* [THE TASK]
Output every record below exactly as it appears.

* [Dataset excerpts]

▼▼▼

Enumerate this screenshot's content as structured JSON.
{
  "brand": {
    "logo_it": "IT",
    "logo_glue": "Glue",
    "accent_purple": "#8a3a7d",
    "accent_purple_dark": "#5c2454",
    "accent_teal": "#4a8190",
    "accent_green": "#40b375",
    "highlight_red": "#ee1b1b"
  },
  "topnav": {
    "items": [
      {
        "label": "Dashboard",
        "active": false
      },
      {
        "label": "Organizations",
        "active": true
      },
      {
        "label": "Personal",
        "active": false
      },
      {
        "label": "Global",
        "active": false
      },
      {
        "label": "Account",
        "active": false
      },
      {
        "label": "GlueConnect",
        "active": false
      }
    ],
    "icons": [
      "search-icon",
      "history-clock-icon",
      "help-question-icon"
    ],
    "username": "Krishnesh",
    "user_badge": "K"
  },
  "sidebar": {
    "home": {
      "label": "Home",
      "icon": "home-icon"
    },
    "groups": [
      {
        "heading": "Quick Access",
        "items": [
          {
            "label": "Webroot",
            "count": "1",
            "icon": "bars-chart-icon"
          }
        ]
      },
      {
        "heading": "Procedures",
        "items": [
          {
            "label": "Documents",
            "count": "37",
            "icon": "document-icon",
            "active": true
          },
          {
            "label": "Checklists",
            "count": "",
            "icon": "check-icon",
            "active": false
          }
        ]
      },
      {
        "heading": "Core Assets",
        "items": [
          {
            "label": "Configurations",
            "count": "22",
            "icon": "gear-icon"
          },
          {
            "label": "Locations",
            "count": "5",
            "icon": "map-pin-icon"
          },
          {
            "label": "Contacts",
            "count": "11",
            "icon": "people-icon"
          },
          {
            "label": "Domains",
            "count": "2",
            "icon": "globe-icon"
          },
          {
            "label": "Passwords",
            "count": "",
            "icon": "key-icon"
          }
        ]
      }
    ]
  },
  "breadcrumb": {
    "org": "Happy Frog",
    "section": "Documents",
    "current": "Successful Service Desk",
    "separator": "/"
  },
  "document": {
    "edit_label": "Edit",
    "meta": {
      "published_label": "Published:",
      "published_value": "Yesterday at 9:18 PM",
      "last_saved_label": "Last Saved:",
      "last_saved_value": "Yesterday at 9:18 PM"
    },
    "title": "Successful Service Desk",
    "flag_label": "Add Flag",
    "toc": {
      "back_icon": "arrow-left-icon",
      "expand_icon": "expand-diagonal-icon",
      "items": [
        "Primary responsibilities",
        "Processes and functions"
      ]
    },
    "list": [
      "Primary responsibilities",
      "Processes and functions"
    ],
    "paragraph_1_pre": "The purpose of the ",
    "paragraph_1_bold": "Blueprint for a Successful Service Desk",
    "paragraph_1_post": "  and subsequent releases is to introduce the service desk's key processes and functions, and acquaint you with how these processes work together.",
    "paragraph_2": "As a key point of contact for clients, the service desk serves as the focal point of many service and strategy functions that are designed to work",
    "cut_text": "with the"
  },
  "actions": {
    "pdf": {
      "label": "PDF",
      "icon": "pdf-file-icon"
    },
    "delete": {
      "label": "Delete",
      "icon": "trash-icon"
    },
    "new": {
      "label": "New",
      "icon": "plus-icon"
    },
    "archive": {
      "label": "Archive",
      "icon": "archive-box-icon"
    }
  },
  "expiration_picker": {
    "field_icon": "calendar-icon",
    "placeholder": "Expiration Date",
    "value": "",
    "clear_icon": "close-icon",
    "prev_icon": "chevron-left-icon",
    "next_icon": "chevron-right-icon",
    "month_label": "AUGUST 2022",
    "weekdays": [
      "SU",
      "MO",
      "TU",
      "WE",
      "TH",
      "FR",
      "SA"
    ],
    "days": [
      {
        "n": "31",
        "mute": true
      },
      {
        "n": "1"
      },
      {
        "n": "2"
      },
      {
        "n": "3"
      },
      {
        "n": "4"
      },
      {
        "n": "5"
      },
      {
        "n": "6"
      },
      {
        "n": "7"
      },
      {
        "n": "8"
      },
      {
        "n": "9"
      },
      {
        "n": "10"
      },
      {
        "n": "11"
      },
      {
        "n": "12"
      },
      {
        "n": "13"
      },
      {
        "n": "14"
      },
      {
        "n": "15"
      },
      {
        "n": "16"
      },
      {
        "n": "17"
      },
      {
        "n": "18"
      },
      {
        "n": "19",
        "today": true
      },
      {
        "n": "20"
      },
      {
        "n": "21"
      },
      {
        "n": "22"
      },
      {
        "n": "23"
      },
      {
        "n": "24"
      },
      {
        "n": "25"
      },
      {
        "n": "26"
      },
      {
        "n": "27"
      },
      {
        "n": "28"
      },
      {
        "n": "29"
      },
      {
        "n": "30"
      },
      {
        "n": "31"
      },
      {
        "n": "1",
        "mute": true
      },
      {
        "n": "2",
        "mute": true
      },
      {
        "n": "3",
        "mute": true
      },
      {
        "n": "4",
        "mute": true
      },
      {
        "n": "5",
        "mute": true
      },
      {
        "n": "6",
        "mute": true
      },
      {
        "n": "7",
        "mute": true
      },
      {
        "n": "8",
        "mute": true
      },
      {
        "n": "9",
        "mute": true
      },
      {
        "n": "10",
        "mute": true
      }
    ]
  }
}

▲▲▲

* [OUTPUT BELOW]
Enumerate this screenshot's content as structured JSON.
{
  "brand": {
    "logo_it": "IT",
    "logo_glue": "Glue",
    "accent_purple": "#8a3a7d",
    "accent_purple_dark": "#5c2454",
    "accent_teal": "#4a8190",
    "accent_green": "#40b375",
    "highlight_red": "#ee1b1b"
  },
  "topnav": {
    "items": [
      {
        "label": "Dashboard",
        "active": false
      },
      {
        "label": "Organizations",
        "active": true
      },
      {
        "label": "Personal",
        "active": false
      },
      {
        "label": "Global",
        "active": false
      },
      {
        "label": "Account",
        "active": false
      },
      {
        "label": "GlueConnect",
        "active": false
      }
    ],
    "icons": [
      "search-icon",
      "history-clock-icon",
      "help-question-icon"
    ],
    "username": "Krishnesh",
    "user_badge": "K"
  },
  "sidebar": {
    "home": {
      "label": "Home",
      "icon": "home-icon"
    },
    "groups": [
      {
        "heading": "Quick Access",
        "items": [
          {
            "label": "Webroot",
            "count": "1",
            "icon": "bars-chart-icon"
          }
        ]
      },
      {
        "heading": "Procedures",
        "items": [
          {
            "label": "Documents",
            "count": "37",
            "icon": "document-icon",
            "active": true
          },
          {
            "label": "Checklists",
            "count": "",
            "icon": "check-icon",
            "active": false
          }
        ]
      },
      {
        "heading": "Core Assets",
        "items": [
          {
            "label": "Configurations",
            "count": "22",
            "icon": "gear-icon"
          },
          {
            "label": "Locations",
            "count": "5",
            "icon": "map-pin-icon"
          },
          {
            "label": "Contacts",
            "count": "11",
            "icon": "people-icon"
          },
          {
            "label": "Domains",
            "count": "2",
            "icon": "globe-icon"
          },
          {
            "label": "Passwords",
            "count": "",
            "icon": "key-icon"
          }
        ]
      }
    ]
  },
  "breadcrumb": {
    "org": "Happy Frog",
    "section": "Documents",
    "current": "Successful Service Desk",
    "separator": "/"
  },
  "document": {
    "edit_label": "Edit",
    "meta": {
      "published_label": "Published:",
      "published_value": "Yesterday at 9:18 PM",
      "last_saved_label": "Last Saved:",
      "last_saved_value": "Yesterday at 9:18 PM"
    },
    "title": "Successful Service Desk",
    "flag_label": "Add Flag",
    "toc": {
      "back_icon": "arrow-left-icon",
      "expand_icon": "expand-diagonal-icon",
      "items": [
        "Primary responsibilities",
        "Processes and functions"
      ]
    },
    "list": [
      "Primary responsibilities",
      "Processes and functions"
    ],
    "paragraph_1_pre": "The purpose of the ",
    "paragraph_1_bold": "Blueprint for a Successful Service Desk",
    "paragraph_1_post": "  and subsequent releases is to introduce the service desk's key processes and functions, and acquaint you with how these processes work together.",
    "paragraph_2": "As a key point of contact for clients, the service desk serves as the focal point of many service and strategy functions that are designed to work",
    "cut_text": "with the"
  },
  "actions": {
    "pdf": {
      "label": "PDF",
      "icon": "pdf-file-icon"
    },
    "delete": {
      "label": "Delete",
      "icon": "trash-icon"
    },
    "new": {
      "label": "New",
      "icon": "plus-icon"
    },
    "archive": {
      "label": "Archive",
      "icon": "archive-box-icon"
    }
  },
  "expiration_picker": {
    "field_icon": "calendar-icon",
    "placeholder": "Expiration Date",
    "value": "",
    "clear_icon": "close-icon",
    "prev_icon": "chevron-left-icon",
    "next_icon": "chevron-right-icon",
    "month_label": "AUGUST 2022",
    "weekdays": [
      "SU",
      "MO",
      "TU",
      "WE",
      "TH",
      "FR",
      "SA"
    ],
    "days": [
      {
        "n": "31",
        "mute": true
      },
      {
        "n": "1"
      },
      {
        "n": "2"
      },
      {
        "n": "3"
      },
      {
        "n": "4"
      },
      {
        "n": "5"
      },
      {
        "n": "6"
      },
      {
        "n": "7"
      },
      {
        "n": "8"
      },
      {
        "n": "9"
      },
      {
        "n": "10"
      },
      {
        "n": "11"
      },
      {
        "n": "12"
      },
      {
        "n": "13"
      },
      {
        "n": "14"
      },
      {
        "n": "15"
      },
      {
        "n": "16"
      },
      {
        "n": "17"
      },
      {
        "n": "18"
      },
      {
        "n": "19",
        "today": true
      },
      {
        "n": "20"
      },
      {
        "n": "21"
      },
      {
        "n": "22"
      },
      {
        "n": "23"
      },
      {
        "n": "24"
      },
      {
        "n": "25"
      },
      {
        "n": "26"
      },
      {
        "n": "27"
      },
      {
        "n": "28"
      },
      {
        "n": "29"
      },
      {
        "n": "30"
      },
      {
        "n": "31"
      },
      {
        "n": "1",
        "mute": true
      },
      {
        "n": "2",
        "mute": true
      },
      {
        "n": "3",
        "mute": true
      },
      {
        "n": "4",
        "mute": true
      },
      {
        "n": "5",
        "mute": true
      },
      {
        "n": "6",
        "mute": true
      },
      {
        "n": "7",
        "mute": true
      },
      {
        "n": "8",
        "mute": true
      },
      {
        "n": "9",
        "mute": true
      },
      {
        "n": "10",
        "mute": true
      }
    ]
  }
}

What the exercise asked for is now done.